____ Фрагмент документа

Далее: перстосложение, аллилуйя и очень многое тому подобное – все это и подверглось великому народному размышлению и рассуждению, особенно между духовными отцами и их детьми. Несмотря, однако ж, на разнообразие предметов размышления, все дело сводилось к одному концу: стоять ли за старое или идти за новым. В обществе произошло разделение, главною причиною которого было крайнее невежество этого самого общества, воспитанного в самой тесной опеке, в среде бесчисленных запрещений, отречений и анафем; у которого отнята была наука, закрепощена мысль, которое поэтому не имело способов само поверять действия своих руководителей и учителей и по необходимости шло за ними как бы на привязи. Очень понятно, что в таком обществе всякое наглое, самоуверенное слово, а тем более всякий фанатизм, даже фанатизм юродивого, должен был почитаться за возглашение самой истины.

________

Необходимые действия →
A. Перепечатайте часть фрагмента документа от «Далее: перстосложение, аллилуйя» до «возглашение самой истины.» включительно.
B. Что во фрагменте документа названо главной причиной разделения в обществе?

____ Извлечённые данные

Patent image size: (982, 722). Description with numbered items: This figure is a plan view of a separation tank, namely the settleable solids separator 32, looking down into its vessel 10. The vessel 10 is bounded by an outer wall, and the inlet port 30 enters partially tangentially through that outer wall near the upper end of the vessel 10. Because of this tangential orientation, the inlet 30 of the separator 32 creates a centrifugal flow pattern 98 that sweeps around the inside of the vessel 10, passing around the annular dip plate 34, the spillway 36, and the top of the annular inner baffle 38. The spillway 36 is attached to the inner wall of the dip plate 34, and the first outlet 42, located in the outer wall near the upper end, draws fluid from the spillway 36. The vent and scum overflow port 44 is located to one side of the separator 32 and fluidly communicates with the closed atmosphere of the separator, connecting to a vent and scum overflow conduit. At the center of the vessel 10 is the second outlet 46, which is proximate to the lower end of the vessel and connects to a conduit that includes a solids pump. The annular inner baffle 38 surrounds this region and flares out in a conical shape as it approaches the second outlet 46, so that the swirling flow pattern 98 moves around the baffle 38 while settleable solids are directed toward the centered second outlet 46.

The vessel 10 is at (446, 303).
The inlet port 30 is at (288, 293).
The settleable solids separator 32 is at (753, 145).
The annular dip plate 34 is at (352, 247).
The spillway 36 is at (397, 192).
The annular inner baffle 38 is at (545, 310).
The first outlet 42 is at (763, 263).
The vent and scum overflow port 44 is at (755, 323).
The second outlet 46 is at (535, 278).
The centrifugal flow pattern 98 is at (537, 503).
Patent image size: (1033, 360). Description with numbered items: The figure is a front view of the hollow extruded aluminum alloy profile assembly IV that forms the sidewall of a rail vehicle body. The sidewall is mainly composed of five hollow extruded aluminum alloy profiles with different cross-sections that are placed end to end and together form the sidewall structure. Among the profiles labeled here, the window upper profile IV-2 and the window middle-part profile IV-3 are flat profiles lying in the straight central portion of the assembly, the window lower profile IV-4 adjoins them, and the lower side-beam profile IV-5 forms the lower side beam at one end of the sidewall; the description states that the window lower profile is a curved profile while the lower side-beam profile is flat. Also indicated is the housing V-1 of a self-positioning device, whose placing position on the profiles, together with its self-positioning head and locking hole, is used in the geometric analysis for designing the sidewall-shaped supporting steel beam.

________

Ответы →
A.
Далее: перстосложение, аллилуйя и очень многое тому подобное – все это и подверглось великому народному размышлению и рассуждению, особенно между духовными отцами и их детьми. Несмотря, однако ж, на разнообразие предметов размышления, все дело сводилось к одному концу: стоять ли за старое или идти за новым. В обществе произошло разделение, главною причиною которого было крайнее невежество этого самого общества, воспитанного в самой тесной опеке, в среде бесчисленных запрещений, отречений и анафем; у которого отнята была наука, закрепощена мысль, которое поэтому не имело способов само поверять действия своих руководителей и учителей и по необходимости шло за ними как бы на привязи. Очень понятно, что в таком обществе всякое наглое, самоуверенное слово, а тем более всякий фанатизм, даже фанатизм юродивого, должен был почитаться за возглашение самой истины.

B. Крайнее невежество самого общества.